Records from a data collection
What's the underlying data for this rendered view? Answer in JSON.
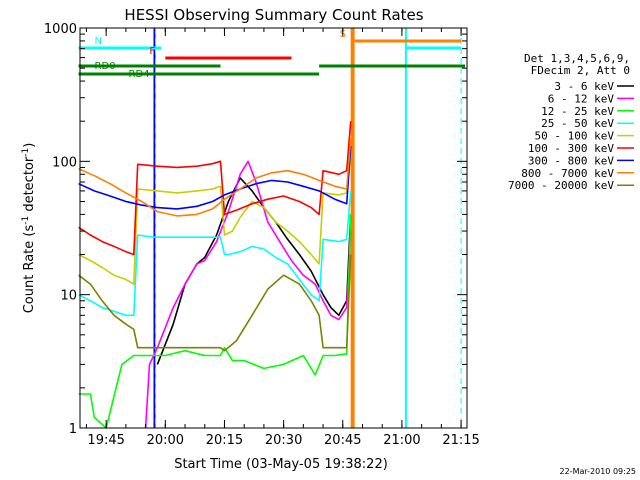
{
  "chart_data": {
    "type": "line",
    "title": "HESSI Observing Summary Count Rates",
    "xlabel": "Start Time (03-May-05 19:38:22)",
    "ylabel": "Count Rate (s-1 detector-1)",
    "ylabel_parts": {
      "main": "Count Rate (s",
      "sup1": "-1",
      "mid": " detector",
      "sup2": "-1",
      "end": ")"
    },
    "xlim": [
      "19:38:22",
      "21:16:30"
    ],
    "ylim": [
      1,
      1000
    ],
    "yscale": "log",
    "x_ticks": [
      "19:45",
      "20:00",
      "20:15",
      "20:30",
      "20:45",
      "21:00",
      "21:15"
    ],
    "y_ticks": [
      "1",
      "10",
      "100",
      "1000"
    ],
    "legend_header": [
      "Det 1,3,4,5,6,9,",
      "FDecim 2, Att 0"
    ],
    "legend_position": "right",
    "timestamp": "22-Mar-2010 09:25",
    "series": [
      {
        "name": "3 - 6 keV",
        "color": "#000000",
        "x": [
          "19:58",
          "20:02",
          "20:05",
          "20:08",
          "20:10",
          "20:13",
          "20:16",
          "20:19",
          "20:22",
          "20:25",
          "20:28",
          "20:31",
          "20:34",
          "20:37",
          "20:40",
          "20:42",
          "20:44",
          "20:46",
          "20:47"
        ],
        "y": [
          3,
          6,
          12,
          17,
          19,
          28,
          50,
          75,
          60,
          45,
          35,
          26,
          20,
          15,
          10,
          8,
          7,
          9,
          40
        ]
      },
      {
        "name": "6 - 12 keV",
        "color": "#ff00ff",
        "x": [
          "19:55",
          "19:56",
          "19:58",
          "20:02",
          "20:05",
          "20:08",
          "20:10",
          "20:13",
          "20:16",
          "20:19",
          "20:21",
          "20:23",
          "20:26",
          "20:29",
          "20:32",
          "20:35",
          "20:38",
          "20:40",
          "20:42",
          "20:44",
          "20:46",
          "20:47"
        ],
        "y": [
          1,
          3,
          4,
          8,
          12,
          17,
          18,
          25,
          42,
          80,
          100,
          70,
          35,
          25,
          18,
          14,
          12,
          9,
          7,
          6.5,
          8,
          30
        ]
      },
      {
        "name": "12 - 25 keV",
        "color": "#00ff00",
        "x": [
          "19:38",
          "19:41",
          "19:42",
          "19:45",
          "19:49",
          "19:52",
          "19:56",
          "20:00",
          "20:05",
          "20:10",
          "20:14",
          "20:15",
          "20:17",
          "20:20",
          "20:25",
          "20:30",
          "20:35",
          "20:38",
          "20:40",
          "20:43",
          "20:46",
          "20:47"
        ],
        "y": [
          1.8,
          1.8,
          1.2,
          1,
          3,
          3.5,
          3.5,
          3.5,
          3.8,
          3.5,
          3.5,
          4,
          3.2,
          3.2,
          2.8,
          3,
          3.5,
          2.5,
          3.5,
          3.5,
          3.6,
          40
        ]
      },
      {
        "name": "25 - 50 keV",
        "color": "#00ffff",
        "x": [
          "19:38",
          "19:41",
          "19:44",
          "19:47",
          "19:50",
          "19:52",
          "19:53",
          "19:57",
          "20:02",
          "20:07",
          "20:12",
          "20:14",
          "20:15",
          "20:16",
          "20:19",
          "20:22",
          "20:25",
          "20:28",
          "20:31",
          "20:34",
          "20:37",
          "20:39",
          "20:40",
          "20:44",
          "20:46",
          "20:47"
        ],
        "y": [
          10,
          9,
          8,
          7.5,
          7,
          7,
          28,
          27,
          27,
          27,
          27,
          27,
          20,
          20,
          21,
          23,
          22,
          19,
          17,
          13,
          10,
          9,
          26,
          25,
          26,
          60
        ]
      },
      {
        "name": "50 - 100 keV",
        "color": "#cccc00",
        "x": [
          "19:38",
          "19:41",
          "19:44",
          "19:47",
          "19:50",
          "19:52",
          "19:53",
          "19:58",
          "20:03",
          "20:08",
          "20:12",
          "20:14",
          "20:15",
          "20:17",
          "20:19",
          "20:22",
          "20:25",
          "20:28",
          "20:31",
          "20:34",
          "20:37",
          "20:39",
          "20:40",
          "20:44",
          "20:46",
          "20:47"
        ],
        "y": [
          20,
          18,
          16,
          14,
          13,
          12,
          62,
          60,
          58,
          60,
          62,
          65,
          28,
          30,
          38,
          50,
          45,
          35,
          30,
          25,
          20,
          17,
          58,
          56,
          58,
          110
        ]
      },
      {
        "name": "100 - 300 keV",
        "color": "#ff0000",
        "x": [
          "19:38",
          "19:41",
          "19:44",
          "19:47",
          "19:50",
          "19:52",
          "19:53",
          "19:58",
          "20:03",
          "20:08",
          "20:12",
          "20:14",
          "20:15",
          "20:18",
          "20:22",
          "20:26",
          "20:30",
          "20:34",
          "20:37",
          "20:39",
          "20:40",
          "20:44",
          "20:46",
          "20:47"
        ],
        "y": [
          32,
          28,
          25,
          23,
          21,
          20,
          95,
          92,
          90,
          92,
          96,
          100,
          40,
          43,
          48,
          52,
          55,
          50,
          45,
          40,
          85,
          80,
          85,
          200
        ]
      },
      {
        "name": "300 - 800 keV",
        "color": "#0000ff",
        "x": [
          "19:38",
          "19:42",
          "19:46",
          "19:50",
          "19:54",
          "19:58",
          "20:03",
          "20:08",
          "20:12",
          "20:15",
          "20:19",
          "20:23",
          "20:27",
          "20:31",
          "20:35",
          "20:39",
          "20:43",
          "20:46",
          "20:47"
        ],
        "y": [
          68,
          60,
          55,
          50,
          47,
          45,
          44,
          46,
          50,
          56,
          62,
          68,
          72,
          70,
          65,
          60,
          52,
          48,
          130
        ]
      },
      {
        "name": "800 - 7000 keV",
        "color": "#ff7f00",
        "x": [
          "19:38",
          "19:42",
          "19:46",
          "19:50",
          "19:54",
          "19:58",
          "20:03",
          "20:08",
          "20:12",
          "20:15",
          "20:19",
          "20:23",
          "20:27",
          "20:31",
          "20:35",
          "20:39",
          "20:43",
          "20:46",
          "20:47"
        ],
        "y": [
          88,
          78,
          68,
          58,
          50,
          42,
          39,
          40,
          44,
          52,
          62,
          75,
          82,
          85,
          80,
          72,
          65,
          62,
          150
        ]
      },
      {
        "name": "7000 - 20000 keV",
        "color": "#808000",
        "x": [
          "19:38",
          "19:41",
          "19:44",
          "19:47",
          "19:50",
          "19:52",
          "19:53",
          "19:58",
          "20:03",
          "20:08",
          "20:12",
          "20:14",
          "20:15",
          "20:18",
          "20:22",
          "20:26",
          "20:30",
          "20:34",
          "20:37",
          "20:39",
          "20:40",
          "20:44",
          "20:46",
          "20:47"
        ],
        "y": [
          14,
          12,
          9,
          7,
          6,
          5.5,
          4,
          4,
          4,
          4,
          4,
          4,
          3.8,
          4.5,
          7,
          11,
          14,
          12,
          9,
          7,
          4,
          4,
          4,
          20
        ]
      }
    ],
    "status_flags": [
      {
        "label": "N",
        "color": "#00ffff",
        "start": "19:38",
        "end": "19:59",
        "level": 1
      },
      {
        "label": "F",
        "color": "#ff0000",
        "start": "20:00",
        "end": "20:32",
        "level": 2
      },
      {
        "label": "S",
        "color": "#ff7f00",
        "start": "20:48",
        "end": "21:15",
        "level": 0
      },
      {
        "label": "",
        "color": "#00ffff",
        "start": "21:01",
        "end": "21:15",
        "level": 1
      },
      {
        "label": "RD0",
        "color": "#008000",
        "start": "19:38",
        "end": "20:14",
        "level": 3
      },
      {
        "label": "RD4",
        "color": "#008000",
        "start": "19:38",
        "end": "20:39",
        "level": 4
      },
      {
        "label": "",
        "color": "#008000",
        "start": "20:39",
        "end": "21:16",
        "level": 3
      }
    ],
    "vertical_markers": [
      {
        "time": "19:57:30",
        "color": "#00ffff",
        "style": "dashed"
      },
      {
        "time": "20:47:45",
        "color": "#ff7f00",
        "style": "solid"
      },
      {
        "time": "21:15:00",
        "color": "#00ffff",
        "style": "dashed"
      }
    ],
    "vertical_bars": [
      {
        "start": "19:57:00",
        "end": "19:57:30",
        "color": "#0000ff"
      },
      {
        "start": "20:47:00",
        "end": "20:48:00",
        "color": "#ff7f00"
      },
      {
        "start": "21:00:45",
        "end": "21:01:15",
        "color": "#00ffff"
      }
    ]
  }
}
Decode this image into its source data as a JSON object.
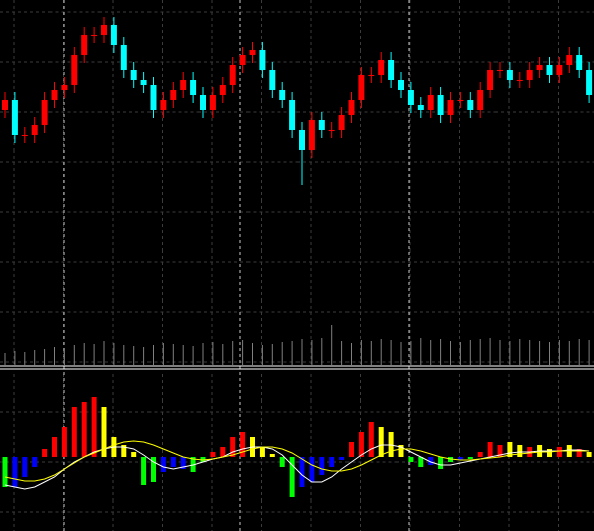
{
  "chart_data": [
    {
      "type": "candlestick",
      "open": [
        255,
        265,
        230,
        230,
        240,
        265,
        275,
        280,
        310,
        330,
        330,
        340,
        320,
        295,
        285,
        280,
        255,
        265,
        275,
        285,
        270,
        255,
        270,
        280,
        300,
        310,
        315,
        295,
        275,
        265,
        235,
        215,
        245,
        235,
        235,
        250,
        265,
        290,
        290,
        305,
        285,
        275,
        260,
        255,
        270,
        250,
        265,
        265,
        255,
        275,
        295,
        295,
        285,
        285,
        295,
        300,
        290,
        300,
        310,
        295
      ],
      "high": [
        273,
        273,
        238,
        248,
        273,
        283,
        288,
        318,
        338,
        338,
        348,
        348,
        328,
        303,
        293,
        288,
        273,
        283,
        293,
        293,
        278,
        278,
        288,
        308,
        318,
        323,
        323,
        303,
        283,
        273,
        243,
        253,
        253,
        243,
        258,
        273,
        298,
        298,
        313,
        313,
        293,
        283,
        268,
        278,
        278,
        273,
        273,
        273,
        283,
        303,
        303,
        303,
        293,
        303,
        308,
        308,
        308,
        318,
        318,
        303
      ],
      "low": [
        247,
        222,
        222,
        222,
        232,
        257,
        267,
        272,
        302,
        322,
        322,
        312,
        287,
        277,
        272,
        247,
        247,
        257,
        267,
        262,
        247,
        247,
        262,
        272,
        292,
        302,
        287,
        267,
        257,
        227,
        180,
        207,
        227,
        227,
        227,
        242,
        257,
        282,
        282,
        277,
        267,
        252,
        247,
        247,
        242,
        242,
        257,
        247,
        247,
        267,
        287,
        277,
        277,
        277,
        287,
        282,
        282,
        292,
        287,
        262
      ],
      "close": [
        265,
        230,
        230,
        240,
        265,
        275,
        280,
        310,
        330,
        330,
        340,
        320,
        295,
        285,
        280,
        255,
        265,
        275,
        285,
        270,
        255,
        270,
        280,
        300,
        310,
        315,
        295,
        275,
        265,
        235,
        215,
        245,
        235,
        235,
        250,
        265,
        290,
        290,
        305,
        285,
        275,
        260,
        255,
        270,
        250,
        265,
        265,
        255,
        275,
        295,
        295,
        285,
        285,
        295,
        300,
        290,
        300,
        310,
        295,
        270
      ],
      "up_color": "#ff0000",
      "down_color": "#00ffff",
      "ylim": [
        0,
        365
      ],
      "volume": {
        "color": "#808080",
        "ylim": [
          0,
          365
        ],
        "values": [
          12,
          14,
          13,
          15,
          16,
          18,
          17,
          20,
          22,
          21,
          24,
          22,
          20,
          19,
          18,
          20,
          22,
          21,
          20,
          19,
          22,
          23,
          21,
          24,
          25,
          22,
          20,
          21,
          23,
          24,
          26,
          25,
          27,
          40,
          24,
          22,
          25,
          24,
          26,
          25,
          23,
          24,
          27,
          25,
          26,
          24,
          23,
          25,
          26,
          27,
          25,
          24,
          26,
          25,
          24,
          23,
          25,
          24,
          26,
          25
        ]
      }
    },
    {
      "type": "macd",
      "ylim": [
        -74,
        85
      ],
      "histogram": {
        "values": [
          -30,
          -30,
          -20,
          -10,
          8,
          20,
          30,
          50,
          55,
          60,
          50,
          20,
          12,
          5,
          -28,
          -25,
          -15,
          -10,
          -12,
          -15,
          -5,
          5,
          10,
          20,
          25,
          20,
          10,
          3,
          -10,
          -40,
          -30,
          -25,
          -18,
          -10,
          -3,
          15,
          25,
          35,
          30,
          25,
          12,
          -5,
          -10,
          -8,
          -12,
          -5,
          -3,
          -2,
          5,
          15,
          12,
          15,
          12,
          10,
          12,
          8,
          10,
          12,
          8,
          5
        ],
        "colors": [
          "#00ff00",
          "#0000ff",
          "#0000ff",
          "#0000ff",
          "#ff0000",
          "#ff0000",
          "#ff0000",
          "#ff0000",
          "#ff0000",
          "#ff0000",
          "#ffff00",
          "#ffff00",
          "#ffff00",
          "#ffff00",
          "#00ff00",
          "#00ff00",
          "#0000ff",
          "#0000ff",
          "#0000ff",
          "#00ff00",
          "#00ff00",
          "#ff0000",
          "#ff0000",
          "#ff0000",
          "#ff0000",
          "#ffff00",
          "#ffff00",
          "#ffff00",
          "#00ff00",
          "#00ff00",
          "#0000ff",
          "#0000ff",
          "#0000ff",
          "#0000ff",
          "#0000ff",
          "#ff0000",
          "#ff0000",
          "#ff0000",
          "#ffff00",
          "#ffff00",
          "#ffff00",
          "#00ff00",
          "#00ff00",
          "#0000ff",
          "#00ff00",
          "#00ff00",
          "#0000ff",
          "#00ff00",
          "#ff0000",
          "#ff0000",
          "#ff0000",
          "#ffff00",
          "#ffff00",
          "#ff0000",
          "#ffff00",
          "#ffff00",
          "#ff0000",
          "#ffff00",
          "#ff0000",
          "#ffff00"
        ]
      },
      "series": [
        {
          "color": "#ffffff",
          "values": [
            -28,
            -30,
            -32,
            -30,
            -25,
            -20,
            -12,
            -5,
            0,
            5,
            8,
            10,
            10,
            8,
            2,
            -5,
            -10,
            -12,
            -10,
            -8,
            -5,
            -2,
            0,
            5,
            8,
            10,
            10,
            8,
            2,
            -8,
            -18,
            -25,
            -25,
            -20,
            -12,
            -5,
            2,
            8,
            12,
            12,
            10,
            5,
            0,
            -5,
            -8,
            -8,
            -6,
            -4,
            -2,
            0,
            2,
            4,
            5,
            5,
            6,
            6,
            6,
            7,
            7,
            6
          ]
        },
        {
          "color": "#ffff00",
          "values": [
            -20,
            -22,
            -24,
            -24,
            -22,
            -18,
            -12,
            -6,
            0,
            4,
            8,
            12,
            15,
            16,
            15,
            12,
            8,
            4,
            0,
            -2,
            -3,
            -2,
            0,
            2,
            5,
            8,
            10,
            10,
            8,
            4,
            -2,
            -8,
            -12,
            -14,
            -14,
            -12,
            -8,
            -3,
            2,
            6,
            8,
            8,
            6,
            3,
            0,
            -2,
            -3,
            -3,
            -2,
            -1,
            0,
            2,
            3,
            4,
            5,
            5,
            6,
            6,
            6,
            6
          ]
        }
      ]
    }
  ]
}
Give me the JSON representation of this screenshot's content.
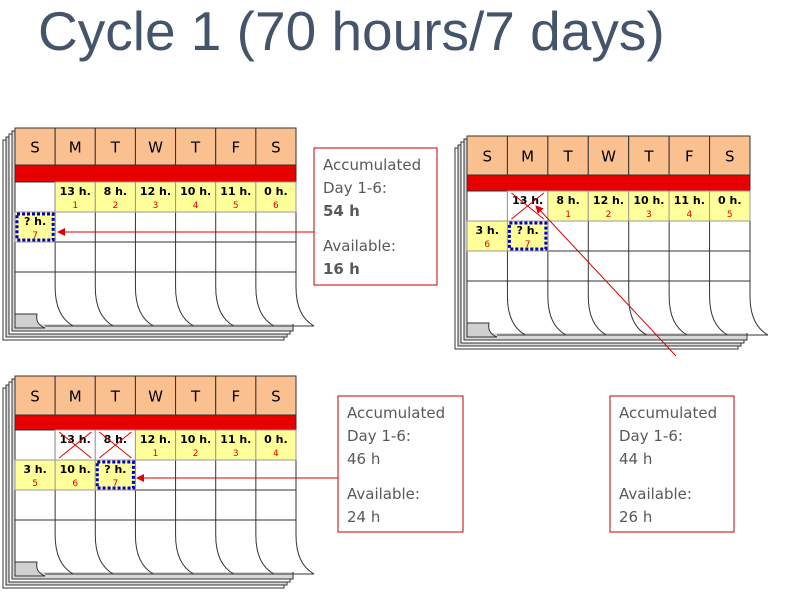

## Problem details:
Select all lines in the listing above where the word "this" appears, and show them.

## Task answer:
What's the underlying data for this rendered view? Answer in JSON.
Decode this image into its source data as a JSON object.
Give me the JSON representation of this screenshot's content.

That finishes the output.